— START Records shown —

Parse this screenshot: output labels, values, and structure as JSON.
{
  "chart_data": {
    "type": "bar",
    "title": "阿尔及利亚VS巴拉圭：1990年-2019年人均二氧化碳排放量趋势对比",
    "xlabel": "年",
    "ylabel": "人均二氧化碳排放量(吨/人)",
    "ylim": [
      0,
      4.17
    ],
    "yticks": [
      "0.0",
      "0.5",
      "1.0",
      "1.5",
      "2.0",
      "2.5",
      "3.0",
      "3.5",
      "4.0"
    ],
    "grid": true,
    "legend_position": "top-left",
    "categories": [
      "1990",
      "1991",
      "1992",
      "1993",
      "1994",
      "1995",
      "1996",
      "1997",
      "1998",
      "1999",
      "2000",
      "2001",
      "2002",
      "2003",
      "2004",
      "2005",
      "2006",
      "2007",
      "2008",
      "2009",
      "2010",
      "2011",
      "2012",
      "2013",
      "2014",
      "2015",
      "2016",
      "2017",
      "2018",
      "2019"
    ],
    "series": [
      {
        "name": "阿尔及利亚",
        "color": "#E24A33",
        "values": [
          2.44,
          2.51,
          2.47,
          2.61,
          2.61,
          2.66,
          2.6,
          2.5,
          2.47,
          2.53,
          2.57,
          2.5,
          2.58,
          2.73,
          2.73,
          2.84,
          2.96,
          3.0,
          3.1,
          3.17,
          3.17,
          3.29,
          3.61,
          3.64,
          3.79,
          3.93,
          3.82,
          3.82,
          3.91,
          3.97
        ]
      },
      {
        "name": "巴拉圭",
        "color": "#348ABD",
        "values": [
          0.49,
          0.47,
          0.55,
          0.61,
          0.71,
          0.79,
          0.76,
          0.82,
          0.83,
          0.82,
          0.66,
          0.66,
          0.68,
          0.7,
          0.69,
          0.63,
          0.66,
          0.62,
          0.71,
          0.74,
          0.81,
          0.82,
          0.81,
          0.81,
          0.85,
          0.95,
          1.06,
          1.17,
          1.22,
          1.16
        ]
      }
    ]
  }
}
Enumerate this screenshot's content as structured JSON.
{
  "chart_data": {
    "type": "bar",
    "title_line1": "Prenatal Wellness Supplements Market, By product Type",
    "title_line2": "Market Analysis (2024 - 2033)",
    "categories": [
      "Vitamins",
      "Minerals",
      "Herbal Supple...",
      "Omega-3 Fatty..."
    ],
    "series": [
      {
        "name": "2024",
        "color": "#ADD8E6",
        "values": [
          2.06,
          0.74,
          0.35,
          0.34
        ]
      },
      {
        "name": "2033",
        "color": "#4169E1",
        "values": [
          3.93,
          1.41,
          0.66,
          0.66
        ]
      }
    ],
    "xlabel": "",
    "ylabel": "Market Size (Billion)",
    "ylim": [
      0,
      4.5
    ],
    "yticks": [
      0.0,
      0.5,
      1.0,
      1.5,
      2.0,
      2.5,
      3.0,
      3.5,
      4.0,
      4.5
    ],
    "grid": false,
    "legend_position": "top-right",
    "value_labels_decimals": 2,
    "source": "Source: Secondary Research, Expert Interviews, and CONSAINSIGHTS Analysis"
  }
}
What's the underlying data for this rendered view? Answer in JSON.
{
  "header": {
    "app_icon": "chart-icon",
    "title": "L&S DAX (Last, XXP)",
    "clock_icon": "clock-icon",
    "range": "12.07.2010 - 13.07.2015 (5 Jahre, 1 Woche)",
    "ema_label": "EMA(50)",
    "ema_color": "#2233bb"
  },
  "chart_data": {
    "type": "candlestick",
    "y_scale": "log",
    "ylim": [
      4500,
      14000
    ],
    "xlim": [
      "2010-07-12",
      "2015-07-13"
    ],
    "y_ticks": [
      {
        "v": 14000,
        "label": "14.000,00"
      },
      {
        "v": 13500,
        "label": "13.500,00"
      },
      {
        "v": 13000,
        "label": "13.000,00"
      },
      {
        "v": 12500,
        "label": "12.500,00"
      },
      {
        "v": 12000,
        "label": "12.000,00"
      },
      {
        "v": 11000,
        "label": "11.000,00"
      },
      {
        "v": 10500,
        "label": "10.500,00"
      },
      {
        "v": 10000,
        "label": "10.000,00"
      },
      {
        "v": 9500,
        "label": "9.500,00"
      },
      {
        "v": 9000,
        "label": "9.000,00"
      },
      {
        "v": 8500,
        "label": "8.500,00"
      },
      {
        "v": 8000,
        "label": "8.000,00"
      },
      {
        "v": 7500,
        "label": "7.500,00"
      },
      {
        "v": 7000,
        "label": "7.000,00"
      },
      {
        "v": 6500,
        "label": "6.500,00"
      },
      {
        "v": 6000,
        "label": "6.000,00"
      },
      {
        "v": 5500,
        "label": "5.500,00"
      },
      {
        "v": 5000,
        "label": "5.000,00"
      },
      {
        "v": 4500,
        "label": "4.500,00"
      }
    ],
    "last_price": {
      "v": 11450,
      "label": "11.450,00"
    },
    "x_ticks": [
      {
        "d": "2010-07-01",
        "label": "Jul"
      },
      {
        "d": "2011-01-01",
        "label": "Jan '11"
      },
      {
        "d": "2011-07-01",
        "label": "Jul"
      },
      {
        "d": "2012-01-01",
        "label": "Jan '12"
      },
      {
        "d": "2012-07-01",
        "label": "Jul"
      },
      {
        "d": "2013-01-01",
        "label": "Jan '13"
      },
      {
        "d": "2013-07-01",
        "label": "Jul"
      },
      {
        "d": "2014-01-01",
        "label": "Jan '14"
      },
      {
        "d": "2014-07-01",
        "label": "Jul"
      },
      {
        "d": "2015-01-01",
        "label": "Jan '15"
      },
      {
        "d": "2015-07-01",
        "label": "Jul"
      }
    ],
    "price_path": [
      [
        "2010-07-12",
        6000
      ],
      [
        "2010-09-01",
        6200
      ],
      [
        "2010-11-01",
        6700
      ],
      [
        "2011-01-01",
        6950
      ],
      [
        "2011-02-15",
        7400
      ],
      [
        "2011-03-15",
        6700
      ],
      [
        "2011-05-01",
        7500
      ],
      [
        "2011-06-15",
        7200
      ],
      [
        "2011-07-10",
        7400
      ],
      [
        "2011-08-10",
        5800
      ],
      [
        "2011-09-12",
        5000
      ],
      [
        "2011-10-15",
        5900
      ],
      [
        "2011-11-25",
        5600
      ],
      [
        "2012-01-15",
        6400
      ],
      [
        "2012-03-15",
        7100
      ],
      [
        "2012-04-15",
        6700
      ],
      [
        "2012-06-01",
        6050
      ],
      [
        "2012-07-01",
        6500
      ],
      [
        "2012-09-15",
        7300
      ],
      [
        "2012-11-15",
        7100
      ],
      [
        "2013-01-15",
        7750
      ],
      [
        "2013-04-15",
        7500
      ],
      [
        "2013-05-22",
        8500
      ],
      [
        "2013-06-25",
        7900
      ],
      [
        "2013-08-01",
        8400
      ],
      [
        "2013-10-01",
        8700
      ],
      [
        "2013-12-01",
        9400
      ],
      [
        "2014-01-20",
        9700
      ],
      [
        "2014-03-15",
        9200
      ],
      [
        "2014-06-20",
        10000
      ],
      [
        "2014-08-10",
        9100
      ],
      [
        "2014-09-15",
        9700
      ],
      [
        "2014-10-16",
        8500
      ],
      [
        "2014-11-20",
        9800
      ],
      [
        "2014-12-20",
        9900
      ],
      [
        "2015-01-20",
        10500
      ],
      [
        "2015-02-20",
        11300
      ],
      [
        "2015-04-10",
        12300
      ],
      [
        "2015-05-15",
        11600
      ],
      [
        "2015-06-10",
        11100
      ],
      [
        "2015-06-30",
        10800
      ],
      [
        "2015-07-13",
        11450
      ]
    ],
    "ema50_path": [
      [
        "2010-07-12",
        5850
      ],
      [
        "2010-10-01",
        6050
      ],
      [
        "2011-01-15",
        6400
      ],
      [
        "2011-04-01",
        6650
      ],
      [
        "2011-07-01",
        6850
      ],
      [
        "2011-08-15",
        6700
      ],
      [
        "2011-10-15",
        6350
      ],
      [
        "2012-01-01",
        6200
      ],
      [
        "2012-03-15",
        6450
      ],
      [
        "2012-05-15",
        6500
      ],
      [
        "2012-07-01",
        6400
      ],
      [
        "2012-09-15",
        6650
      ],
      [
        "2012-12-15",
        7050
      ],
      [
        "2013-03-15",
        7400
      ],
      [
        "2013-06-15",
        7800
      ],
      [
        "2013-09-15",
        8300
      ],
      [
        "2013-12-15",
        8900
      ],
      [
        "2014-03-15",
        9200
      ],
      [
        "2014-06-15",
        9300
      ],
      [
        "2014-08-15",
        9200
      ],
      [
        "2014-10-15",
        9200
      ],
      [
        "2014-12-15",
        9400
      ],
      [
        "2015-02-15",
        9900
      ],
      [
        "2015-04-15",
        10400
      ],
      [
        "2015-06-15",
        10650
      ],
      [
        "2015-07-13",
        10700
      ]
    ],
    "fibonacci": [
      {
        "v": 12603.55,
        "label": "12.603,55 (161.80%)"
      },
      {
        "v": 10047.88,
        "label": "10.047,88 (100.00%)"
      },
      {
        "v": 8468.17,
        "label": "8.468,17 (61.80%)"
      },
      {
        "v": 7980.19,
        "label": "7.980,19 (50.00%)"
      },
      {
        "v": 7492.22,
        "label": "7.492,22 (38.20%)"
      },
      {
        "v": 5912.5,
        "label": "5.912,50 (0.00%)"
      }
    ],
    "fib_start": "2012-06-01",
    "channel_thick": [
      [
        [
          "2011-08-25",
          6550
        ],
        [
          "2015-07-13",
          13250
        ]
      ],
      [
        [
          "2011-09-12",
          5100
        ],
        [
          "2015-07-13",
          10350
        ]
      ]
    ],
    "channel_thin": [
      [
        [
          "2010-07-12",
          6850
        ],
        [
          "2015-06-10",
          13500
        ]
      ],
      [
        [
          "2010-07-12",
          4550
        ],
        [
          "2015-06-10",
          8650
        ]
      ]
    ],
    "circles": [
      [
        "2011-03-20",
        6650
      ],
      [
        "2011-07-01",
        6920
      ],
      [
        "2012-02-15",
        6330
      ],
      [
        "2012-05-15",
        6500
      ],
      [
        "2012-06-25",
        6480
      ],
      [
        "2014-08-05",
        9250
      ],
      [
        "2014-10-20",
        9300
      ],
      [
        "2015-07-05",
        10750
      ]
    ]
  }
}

— END Records shown —

## Work instructions
Copy each line of the records containing the string "name".

## Expected answer
        "name": "阿尔及利亚",
        "name": "巴拉圭",
        "name": "2024",
        "name": "2033",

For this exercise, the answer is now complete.